> **DIRECTIVE**
Count the lines in the data below that contain the string "راشد", and reply with that number alone.

====

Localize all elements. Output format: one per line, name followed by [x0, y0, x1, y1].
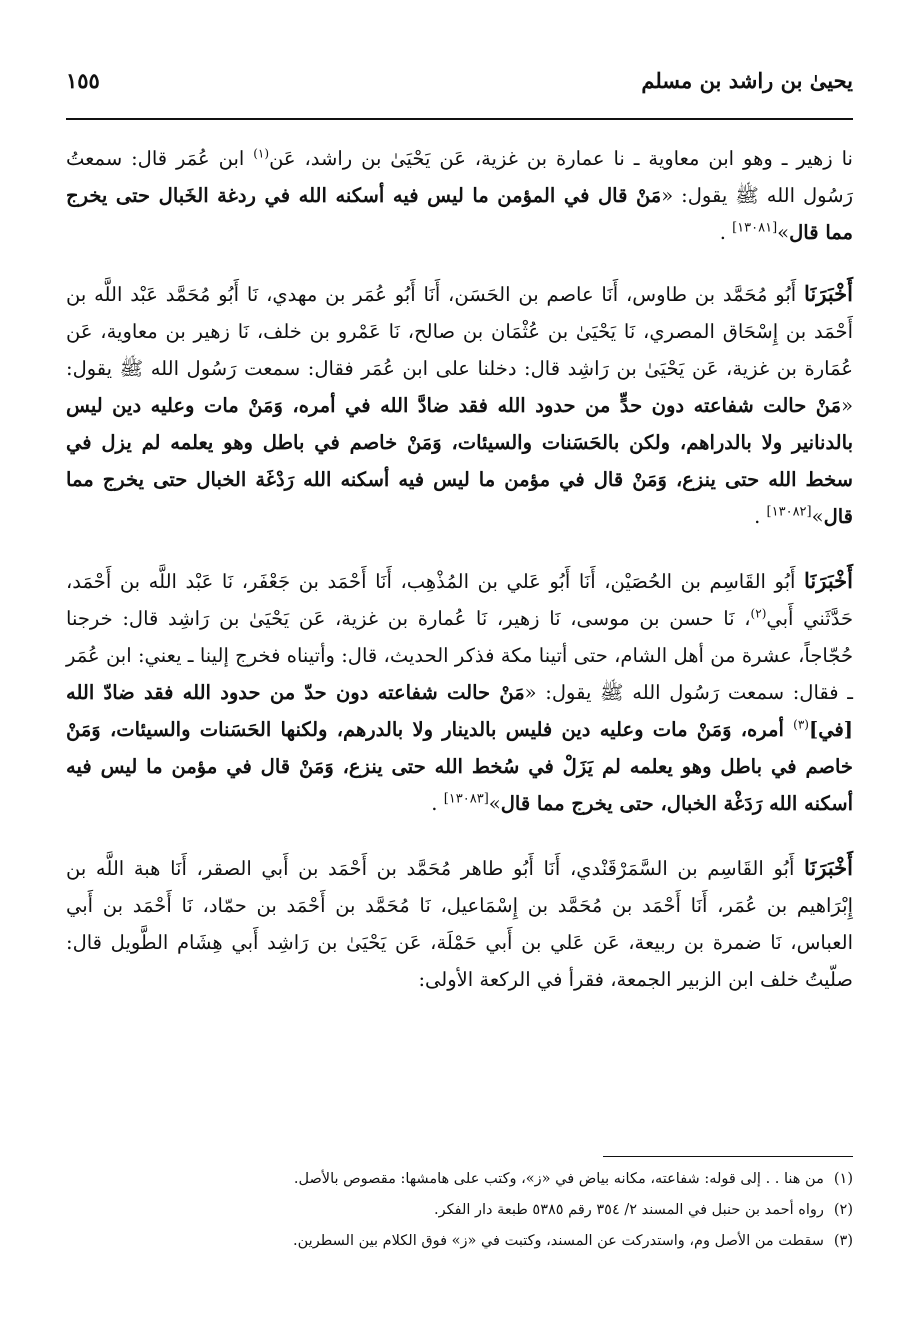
p3-hadith-b: أمره، وَمَنْ مات وعليه دين فليس بالدينار ولا بالدرهم، ولكنها الحَسَنات والسيئات، وَمَنْ خاصم في باطل وهو يعلمه لم يَزَلْ في سُخط الله حتى ينزع، وَمَنْ قال في مؤمن ما ليس فيه أسكنه الله رَدَغْة الخبال، حتى يخرج مما قال [66, 718, 853, 815]
p4-akhbarana: أَخْبَرَنَا [804, 855, 853, 880]
footnote-1-text: من هنا . . إلى قوله: شفاعته، مكانه بياض في «ز»، وكتب على هامشها: مقصوص بالأصل. [293, 1171, 824, 1187]
paragraph-3 [66, 562, 853, 822]
p3-close-quote: » [488, 792, 501, 815]
p2-text-a: أَبُو مُحَمَّد بن طاوس، أَنَا عاصم بن الحَسَن، أَنَا أَبُو عُمَر بن مهدي، نَا أَبُو مُحَمَّد عَبْد اللَّه بن أَحْمَد بن إِسْحَاق المصري، نَا يَحْيَىٰ بن عُثْمَان بن صالح، نَا عَمْرو بن خلف، نَا زهير بن معاوية، عَن عُمَارة بن غزية، عَن يَحْيَىٰ بن رَاشِد قال: دخلنا على ابن عُمَر فقال: سمعت رَسُول الله ﷺ يقول: « [66, 283, 853, 417]
footnotes [66, 1166, 853, 1259]
p3-end: . [431, 792, 444, 815]
p2-akhbarana: أَخْبَرَنَا [804, 281, 853, 306]
p3-text-b: ، نَا حسن بن موسى، نَا زهير، نَا عُمارة بن غزية، عَن يَحْيَىٰ بن رَاشِد قال: خرجنا حُجّاجاً، عشرة من أهل الشام، حتى أتينا مكة فذكر الحديث، قال: وأتيناه فخرج إلينا ـ يعني: ابن عُمَر ـ فقال: سمعت رَسُول الله ﷺ يقول: « [66, 607, 853, 704]
p2-end: . [754, 505, 767, 528]
footnote-marker-3: (٣) [793, 717, 809, 732]
p1-end: . [719, 221, 733, 244]
p3-text-a: أَبُو القَاسِم بن الحُصَيْن، أَنَا أَبُو عَلي بن المُذْهِب، أَنَا أَحْمَد بن جَعْفَر، نَا عَبْد اللَّه بن أَحْمَد، حَدَّثَني أَبي [66, 570, 853, 630]
page-number: ١٥٥ [66, 68, 100, 93]
main-text [66, 140, 853, 1025]
p2-hadith: مَنْ حالت شفاعته دون حدٍّ من حدود الله فقد ضادَّ الله في أمره، وَمَنْ مات وعليه دين ليس بالدنانير ولا بالدراهم، ولكن بالحَسَنات والسيئات، وَمَنْ خاصم في باطل وهو يعلمه لم يزل في سخط الله حتى ينزع، وَمَنْ قال في مؤمن ما ليس فيه أسكنه الله رَدْغَة الخبال حتى يخرج مما قال [66, 394, 853, 528]
footnote-divider [603, 1156, 853, 1157]
footnote-1-mark: (١) [833, 1171, 853, 1187]
page-header [66, 66, 853, 106]
p1-hadith: مَنْ قال في المؤمن ما ليس فيه أسكنه الله في ردغة الخَبال حتى يخرج مما قال [66, 184, 853, 244]
p3-akhbarana: أَخْبَرَنَا [804, 568, 853, 593]
footnote-2-text: رواه أحمد بن حنبل في المسند ٢/ ٣٥٤ رقم ٥٣٨٥ طبعة دار الفكر. [434, 1202, 824, 1218]
p2-hadith-number: [١٣٠٨٢] [766, 504, 812, 520]
p3-hadith-a: مَنْ حالت شفاعته دون حدّ من حدود الله فقد ضادّ الله [في] [66, 681, 853, 741]
p2-close-quote: » [811, 505, 824, 528]
p1-text-a: نا زهير ـ وهو ابن معاوية ـ نا عمارة بن غزية، عَن يَحْيَىٰ بن راشد، عَن [269, 147, 853, 170]
footnote-3 [66, 1228, 853, 1254]
paragraph-1 [66, 140, 853, 251]
p3-hadith-number: [١٣٠٨٣] [443, 791, 489, 807]
paragraph-4 [66, 849, 853, 998]
running-title: يحيىٰ بن راشد بن مسلم [641, 68, 853, 93]
footnote-3-mark: (٣) [833, 1233, 853, 1249]
footnote-1 [66, 1166, 853, 1192]
footnote-marker-1: (١) [253, 146, 270, 161]
p1-close-quote: » [777, 221, 790, 244]
p1-hadith-number: [١٣٠٨١] [732, 220, 778, 236]
header-divider [66, 118, 853, 120]
paragraph-2 [66, 275, 853, 535]
footnote-2 [66, 1197, 853, 1223]
footnote-2-mark: (٢) [833, 1202, 853, 1218]
p1-text-b: ابن عُمَر قال: سمعتُ رَسُول الله ﷺ يقول: « [66, 147, 854, 207]
footnote-3-text: سقطت من الأصل وم، واستدركت عن المسند، وكتبت في «ز» فوق الكلام بين السطرين. [293, 1233, 824, 1249]
footnote-marker-2: (٢) [750, 606, 767, 621]
p4-text-a: أَبُو القَاسِم بن السَّمَرْقَنْدي، أَنَا أَبُو طاهر مُحَمَّد بن أَحْمَد بن أَبي الصقر، أَنَا هبة اللَّه بن إِبْرَاهيم بن عُمَر، أَنَا أَحْمَد بن مُحَمَّد بن إِسْمَاعيل، نَا مُحَمَّد بن أَحْمَد بن حمّاد، نَا أَحْمَد بن أَبي العباس، نَا ضمرة بن ربيعة، عَن عَلي بن أَبي حَمْلَة، عَن يَحْيَىٰ بن رَاشِد أَبي هِشَام الطَّويل قال: صلّيتُ خلف ابن الزبير الجمعة، فقرأ في الركعة الأولى: [66, 857, 853, 991]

====

> **WRITTEN RESPONSE**
2